Record set
****************************************
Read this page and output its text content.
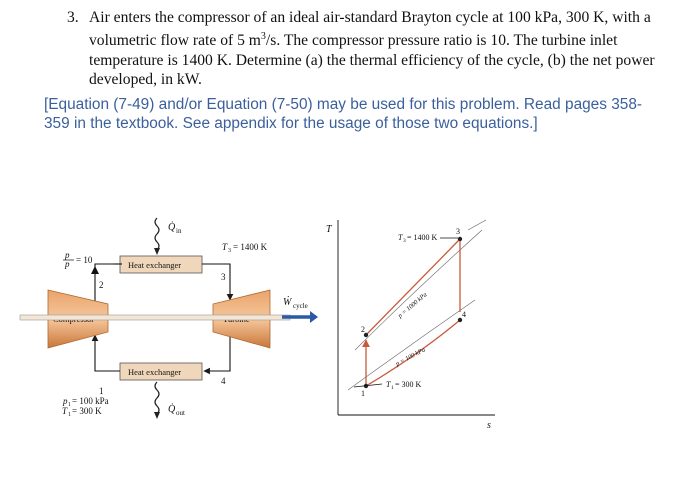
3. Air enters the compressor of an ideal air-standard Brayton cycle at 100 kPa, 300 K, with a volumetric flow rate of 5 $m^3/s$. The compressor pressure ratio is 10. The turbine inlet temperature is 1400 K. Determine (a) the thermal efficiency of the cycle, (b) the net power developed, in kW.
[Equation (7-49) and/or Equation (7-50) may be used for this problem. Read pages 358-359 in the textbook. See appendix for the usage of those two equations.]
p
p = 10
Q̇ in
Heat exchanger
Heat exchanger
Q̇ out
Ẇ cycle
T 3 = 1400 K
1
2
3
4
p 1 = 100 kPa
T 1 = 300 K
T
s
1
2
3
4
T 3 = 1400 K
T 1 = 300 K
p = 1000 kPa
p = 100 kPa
****************************************
Problem description
Within the listing above, find every line containing the string "Read" and return it.

Answer to the exercise
Read this page and output its text content.
[Equation (7-49) and/or Equation (7-50) may be used for this problem. Read pages 358-359 in the textbook. See appendix for the usage of those two equations.]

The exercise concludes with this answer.